Transcribe all of the material exactly.

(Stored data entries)
-- BEGIN --

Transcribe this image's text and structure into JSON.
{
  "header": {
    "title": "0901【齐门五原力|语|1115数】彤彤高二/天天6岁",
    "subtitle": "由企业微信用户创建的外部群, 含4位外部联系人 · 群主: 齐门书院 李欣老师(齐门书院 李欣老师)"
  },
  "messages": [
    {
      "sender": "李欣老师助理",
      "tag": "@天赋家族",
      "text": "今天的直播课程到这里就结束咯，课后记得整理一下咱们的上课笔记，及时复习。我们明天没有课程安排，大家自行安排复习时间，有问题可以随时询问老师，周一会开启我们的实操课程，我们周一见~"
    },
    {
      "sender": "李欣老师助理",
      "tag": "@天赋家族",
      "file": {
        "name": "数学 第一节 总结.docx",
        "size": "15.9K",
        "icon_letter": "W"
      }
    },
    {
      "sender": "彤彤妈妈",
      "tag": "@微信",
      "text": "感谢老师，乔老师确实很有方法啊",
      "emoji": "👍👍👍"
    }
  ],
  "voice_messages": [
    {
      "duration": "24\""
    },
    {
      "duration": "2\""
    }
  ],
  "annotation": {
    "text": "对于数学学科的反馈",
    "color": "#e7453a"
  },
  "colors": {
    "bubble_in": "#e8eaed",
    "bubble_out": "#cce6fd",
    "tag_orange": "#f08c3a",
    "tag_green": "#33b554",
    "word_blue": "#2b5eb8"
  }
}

-- END --

RIGHT ANSWER:
Transcribe this image's text and structure into JSON.
{
  "header": {
    "title": "0901【齐门五原力|语|1115数】彤彤高二/天天6岁",
    "subtitle": "由企业微信用户创建的外部群, 含4位外部联系人 · 群主: 齐门书院 李欣老师(齐门书院 李欣老师)"
  },
  "messages": [
    {
      "sender": "李欣老师助理",
      "tag": "@天赋家族",
      "text": "今天的直播课程到这里就结束咯，课后记得整理一下咱们的上课笔记，及时复习。我们明天没有课程安排，大家自行安排复习时间，有问题可以随时询问老师，周一会开启我们的实操课程，我们周一见~"
    },
    {
      "sender": "李欣老师助理",
      "tag": "@天赋家族",
      "file": {
        "name": "数学 第一节 总结.docx",
        "size": "15.9K",
        "icon_letter": "W"
      }
    },
    {
      "sender": "彤彤妈妈",
      "tag": "@微信",
      "text": "感谢老师，乔老师确实很有方法啊",
      "emoji": "👍👍👍"
    }
  ],
  "voice_messages": [
    {
      "duration": "24\""
    },
    {
      "duration": "2\""
    }
  ],
  "annotation": {
    "text": "对于数学学科的反馈",
    "color": "#e7453a"
  },
  "colors": {
    "bubble_in": "#e8eaed",
    "bubble_out": "#cce6fd",
    "tag_orange": "#f08c3a",
    "tag_green": "#33b554",
    "word_blue": "#2b5eb8"
  }
}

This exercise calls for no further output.